* RECORDS PROVIDED *
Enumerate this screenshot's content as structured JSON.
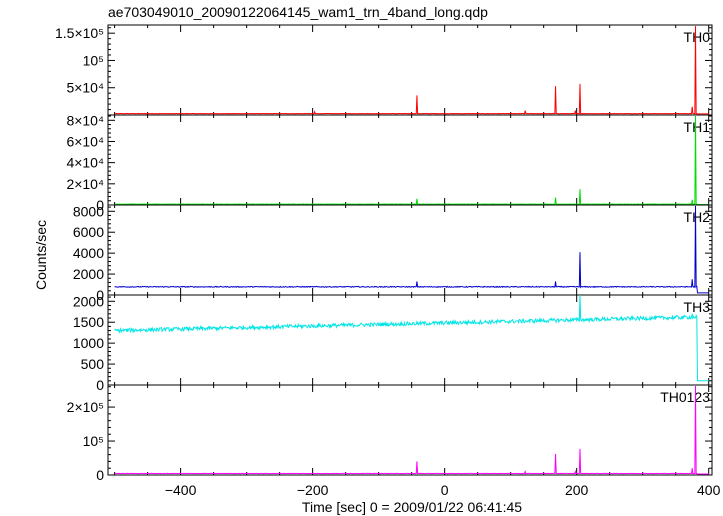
{
  "chart_data": {
    "type": "line",
    "title": "ae703049010_20090122064145_wam1_trn_4band_long.qdp",
    "xlabel": "Time [sec] 0 = 2009/01/22 06:41:45",
    "ylabel": "Counts/sec",
    "xlim": [
      -510,
      405
    ],
    "x_ticks": [
      {
        "value": -400,
        "label": "−400"
      },
      {
        "value": -200,
        "label": "−200"
      },
      {
        "value": 0,
        "label": "0"
      },
      {
        "value": 200,
        "label": "200"
      },
      {
        "value": 400,
        "label": "400"
      }
    ],
    "legend": "none",
    "grid": false,
    "panels": [
      {
        "name": "TH0",
        "color": "#ff0000",
        "ylim": [
          0,
          165000
        ],
        "y_ticks": [
          {
            "value": 0,
            "label": ""
          },
          {
            "value": 50000,
            "label": "5×10⁴"
          },
          {
            "value": 100000,
            "label": "10⁵"
          },
          {
            "value": 150000,
            "label": "1.5×10⁵"
          }
        ],
        "baseline": 2500,
        "noise": 300,
        "trend": 0,
        "spikes": [
          {
            "t": -197,
            "v": 6000
          },
          {
            "t": -42,
            "v": 36000
          },
          {
            "t": 122,
            "v": 8000
          },
          {
            "t": 168,
            "v": 53000
          },
          {
            "t": 198,
            "v": 8000
          },
          {
            "t": 205,
            "v": 57000
          },
          {
            "t": 375,
            "v": 15000
          },
          {
            "t": 380,
            "v": 163000
          }
        ],
        "cutoff": 382,
        "after_cutoff": 2000
      },
      {
        "name": "TH1",
        "color": "#00dd00",
        "ylim": [
          0,
          85000
        ],
        "y_ticks": [
          {
            "value": 0,
            "label": "0"
          },
          {
            "value": 20000,
            "label": "2×10⁴"
          },
          {
            "value": 40000,
            "label": "4×10⁴"
          },
          {
            "value": 60000,
            "label": "6×10⁴"
          },
          {
            "value": 80000,
            "label": "8×10⁴"
          }
        ],
        "baseline": 800,
        "noise": 150,
        "trend": 0,
        "spikes": [
          {
            "t": -42,
            "v": 6000
          },
          {
            "t": 168,
            "v": 7000
          },
          {
            "t": 205,
            "v": 15000
          },
          {
            "t": 375,
            "v": 5000
          },
          {
            "t": 380,
            "v": 84000
          }
        ],
        "cutoff": 382,
        "after_cutoff": 500
      },
      {
        "name": "TH2",
        "color": "#0000cc",
        "ylim": [
          0,
          8600
        ],
        "y_ticks": [
          {
            "value": 0,
            "label": "0"
          },
          {
            "value": 2000,
            "label": "2000"
          },
          {
            "value": 4000,
            "label": "4000"
          },
          {
            "value": 6000,
            "label": "6000"
          },
          {
            "value": 8000,
            "label": "8000"
          }
        ],
        "baseline": 780,
        "noise": 40,
        "trend": 0,
        "spikes": [
          {
            "t": -42,
            "v": 1300
          },
          {
            "t": 168,
            "v": 1300
          },
          {
            "t": 205,
            "v": 4100
          },
          {
            "t": 375,
            "v": 1500
          },
          {
            "t": 380,
            "v": 8500
          }
        ],
        "cutoff": 382,
        "after_cutoff": 200
      },
      {
        "name": "TH3",
        "color": "#00e5e5",
        "ylim": [
          0,
          2150
        ],
        "y_ticks": [
          {
            "value": 0,
            "label": "0"
          },
          {
            "value": 500,
            "label": "500"
          },
          {
            "value": 1000,
            "label": "1000"
          },
          {
            "value": 1500,
            "label": "1500"
          },
          {
            "value": 2000,
            "label": "2000"
          }
        ],
        "baseline": 1300,
        "noise": 45,
        "trend": 330,
        "spikes": [
          {
            "t": 205,
            "v": 2150
          },
          {
            "t": 375,
            "v": 1700
          }
        ],
        "cutoff": 382,
        "after_cutoff": 100
      },
      {
        "name": "TH0123",
        "color": "#ff00ff",
        "ylim": [
          0,
          265000
        ],
        "y_ticks": [
          {
            "value": 0,
            "label": "0"
          },
          {
            "value": 100000,
            "label": "10⁵"
          },
          {
            "value": 200000,
            "label": "2×10⁵"
          }
        ],
        "baseline": 4500,
        "noise": 500,
        "trend": 0,
        "spikes": [
          {
            "t": -42,
            "v": 40000
          },
          {
            "t": 122,
            "v": 10000
          },
          {
            "t": 168,
            "v": 62000
          },
          {
            "t": 198,
            "v": 10000
          },
          {
            "t": 205,
            "v": 77000
          },
          {
            "t": 375,
            "v": 20000
          },
          {
            "t": 380,
            "v": 262000
          }
        ],
        "cutoff": 382,
        "after_cutoff": 3000
      }
    ]
  }
}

* TASK REQUIREMENTS *
Restate the whole listing above exactly, except for its images.

* SOLUTION FOR THIS TASK *
Enumerate this screenshot's content as structured JSON.
{
  "chart_data": {
    "type": "line",
    "title": "ae703049010_20090122064145_wam1_trn_4band_long.qdp",
    "xlabel": "Time [sec] 0 = 2009/01/22 06:41:45",
    "ylabel": "Counts/sec",
    "xlim": [
      -510,
      405
    ],
    "x_ticks": [
      {
        "value": -400,
        "label": "−400"
      },
      {
        "value": -200,
        "label": "−200"
      },
      {
        "value": 0,
        "label": "0"
      },
      {
        "value": 200,
        "label": "200"
      },
      {
        "value": 400,
        "label": "400"
      }
    ],
    "legend": "none",
    "grid": false,
    "panels": [
      {
        "name": "TH0",
        "color": "#ff0000",
        "ylim": [
          0,
          165000
        ],
        "y_ticks": [
          {
            "value": 0,
            "label": ""
          },
          {
            "value": 50000,
            "label": "5×10⁴"
          },
          {
            "value": 100000,
            "label": "10⁵"
          },
          {
            "value": 150000,
            "label": "1.5×10⁵"
          }
        ],
        "baseline": 2500,
        "noise": 300,
        "trend": 0,
        "spikes": [
          {
            "t": -197,
            "v": 6000
          },
          {
            "t": -42,
            "v": 36000
          },
          {
            "t": 122,
            "v": 8000
          },
          {
            "t": 168,
            "v": 53000
          },
          {
            "t": 198,
            "v": 8000
          },
          {
            "t": 205,
            "v": 57000
          },
          {
            "t": 375,
            "v": 15000
          },
          {
            "t": 380,
            "v": 163000
          }
        ],
        "cutoff": 382,
        "after_cutoff": 2000
      },
      {
        "name": "TH1",
        "color": "#00dd00",
        "ylim": [
          0,
          85000
        ],
        "y_ticks": [
          {
            "value": 0,
            "label": "0"
          },
          {
            "value": 20000,
            "label": "2×10⁴"
          },
          {
            "value": 40000,
            "label": "4×10⁴"
          },
          {
            "value": 60000,
            "label": "6×10⁴"
          },
          {
            "value": 80000,
            "label": "8×10⁴"
          }
        ],
        "baseline": 800,
        "noise": 150,
        "trend": 0,
        "spikes": [
          {
            "t": -42,
            "v": 6000
          },
          {
            "t": 168,
            "v": 7000
          },
          {
            "t": 205,
            "v": 15000
          },
          {
            "t": 375,
            "v": 5000
          },
          {
            "t": 380,
            "v": 84000
          }
        ],
        "cutoff": 382,
        "after_cutoff": 500
      },
      {
        "name": "TH2",
        "color": "#0000cc",
        "ylim": [
          0,
          8600
        ],
        "y_ticks": [
          {
            "value": 0,
            "label": "0"
          },
          {
            "value": 2000,
            "label": "2000"
          },
          {
            "value": 4000,
            "label": "4000"
          },
          {
            "value": 6000,
            "label": "6000"
          },
          {
            "value": 8000,
            "label": "8000"
          }
        ],
        "baseline": 780,
        "noise": 40,
        "trend": 0,
        "spikes": [
          {
            "t": -42,
            "v": 1300
          },
          {
            "t": 168,
            "v": 1300
          },
          {
            "t": 205,
            "v": 4100
          },
          {
            "t": 375,
            "v": 1500
          },
          {
            "t": 380,
            "v": 8500
          }
        ],
        "cutoff": 382,
        "after_cutoff": 200
      },
      {
        "name": "TH3",
        "color": "#00e5e5",
        "ylim": [
          0,
          2150
        ],
        "y_ticks": [
          {
            "value": 0,
            "label": "0"
          },
          {
            "value": 500,
            "label": "500"
          },
          {
            "value": 1000,
            "label": "1000"
          },
          {
            "value": 1500,
            "label": "1500"
          },
          {
            "value": 2000,
            "label": "2000"
          }
        ],
        "baseline": 1300,
        "noise": 45,
        "trend": 330,
        "spikes": [
          {
            "t": 205,
            "v": 2150
          },
          {
            "t": 375,
            "v": 1700
          }
        ],
        "cutoff": 382,
        "after_cutoff": 100
      },
      {
        "name": "TH0123",
        "color": "#ff00ff",
        "ylim": [
          0,
          265000
        ],
        "y_ticks": [
          {
            "value": 0,
            "label": "0"
          },
          {
            "value": 100000,
            "label": "10⁵"
          },
          {
            "value": 200000,
            "label": "2×10⁵"
          }
        ],
        "baseline": 4500,
        "noise": 500,
        "trend": 0,
        "spikes": [
          {
            "t": -42,
            "v": 40000
          },
          {
            "t": 122,
            "v": 10000
          },
          {
            "t": 168,
            "v": 62000
          },
          {
            "t": 198,
            "v": 10000
          },
          {
            "t": 205,
            "v": 77000
          },
          {
            "t": 375,
            "v": 20000
          },
          {
            "t": 380,
            "v": 262000
          }
        ],
        "cutoff": 382,
        "after_cutoff": 3000
      }
    ]
  }
}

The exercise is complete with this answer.